__What is being asked__. Reproduce the listing below line for line, without changing any characters. Omit the pictures from your answer.

__Data extracted from a collection__.
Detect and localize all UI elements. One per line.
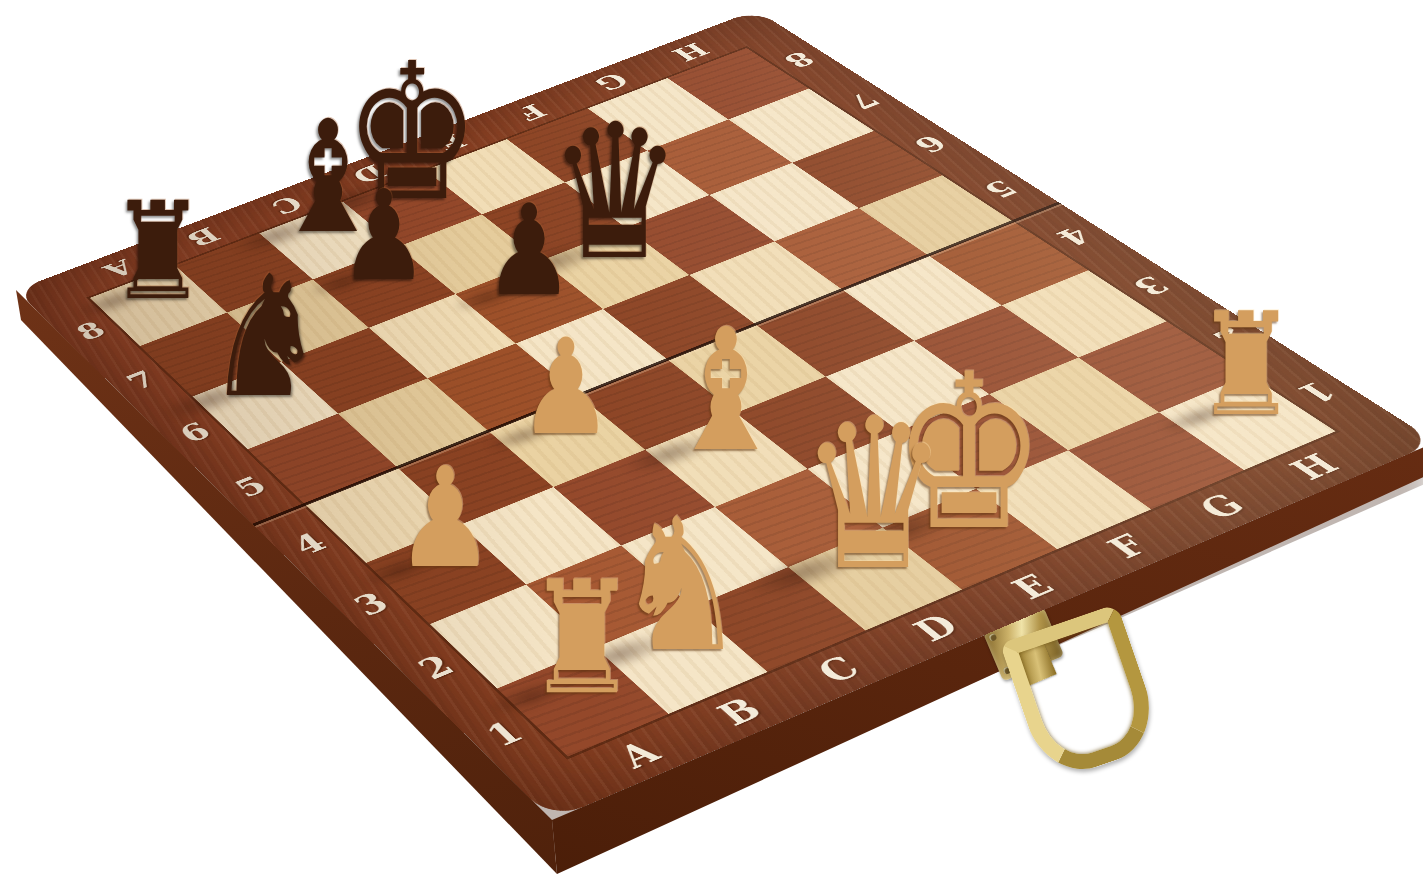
piece-black-pawn-c7[interactable]: ♟ xyxy=(328,174,440,299)
chess-set-photo: AABBCCDDEEFFGGHH8877665544332211 ♜♝♚♟♞♟♛… xyxy=(0,0,1423,887)
queen-glyph: ♛ xyxy=(799,391,948,599)
pawn-glyph: ♟ xyxy=(396,449,495,587)
pawn-glyph: ♟ xyxy=(339,174,428,299)
piece-white-rook-a1[interactable]: ♜ xyxy=(512,561,652,717)
piece-white-pawn-c4[interactable]: ♟ xyxy=(507,321,626,453)
pawn-glyph: ♟ xyxy=(519,321,614,453)
pawn-glyph: ♟ xyxy=(483,188,573,314)
knight-glyph: ♞ xyxy=(204,254,324,422)
piece-black-pawn-d6[interactable]: ♟ xyxy=(472,188,585,314)
rook-glyph: ♜ xyxy=(526,561,638,717)
piece-black-knight-a6[interactable]: ♞ xyxy=(189,254,339,422)
pieces-layer: ♜♝♚♟♞♟♛♟♟♝♜♞♛♚♜ xyxy=(0,0,1423,887)
piece-white-queen-d1[interactable]: ♛ xyxy=(781,391,968,599)
piece-white-rook-h1[interactable]: ♜ xyxy=(1183,294,1310,436)
rook-glyph: ♜ xyxy=(1195,294,1297,436)
piece-white-pawn-a3[interactable]: ♟ xyxy=(383,449,507,587)
bishop-glyph: ♝ xyxy=(665,307,786,476)
piece-white-bishop-d3[interactable]: ♝ xyxy=(650,307,801,476)
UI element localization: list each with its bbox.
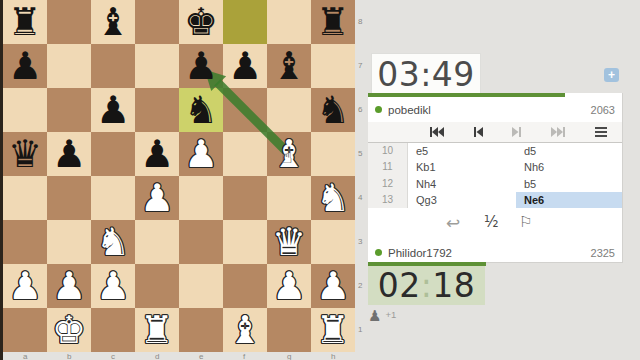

__Result__.
Detect and localize all UI elements. One per line.
piece-black-pawn-c7[interactable]: ♟ xyxy=(328,174,440,299)
chess-set-photo: AABBCCDDEEFFGGHH8877665544332211 ♜♝♚♟♞♟♛… xyxy=(0,0,1423,887)
queen-glyph: ♛ xyxy=(799,391,948,599)
pawn-glyph: ♟ xyxy=(396,449,495,587)
pawn-glyph: ♟ xyxy=(339,174,428,299)
piece-white-rook-a1[interactable]: ♜ xyxy=(512,561,652,717)
piece-white-pawn-c4[interactable]: ♟ xyxy=(507,321,626,453)
pawn-glyph: ♟ xyxy=(519,321,614,453)
pawn-glyph: ♟ xyxy=(483,188,573,314)
knight-glyph: ♞ xyxy=(204,254,324,422)
piece-black-pawn-d6[interactable]: ♟ xyxy=(472,188,585,314)
rook-glyph: ♜ xyxy=(526,561,638,717)
piece-black-knight-a6[interactable]: ♞ xyxy=(189,254,339,422)
pieces-layer: ♜♝♚♟♞♟♛♟♟♝♜♞♛♚♜ xyxy=(0,0,1423,887)
piece-white-queen-d1[interactable]: ♛ xyxy=(781,391,968,599)
piece-white-rook-h1[interactable]: ♜ xyxy=(1183,294,1310,436)
rook-glyph: ♜ xyxy=(1195,294,1297,436)
piece-white-pawn-a3[interactable]: ♟ xyxy=(383,449,507,587)
bishop-glyph: ♝ xyxy=(665,307,786,476)
piece-white-bishop-d3[interactable]: ♝ xyxy=(650,307,801,476)
UI element localization: list each with its bbox.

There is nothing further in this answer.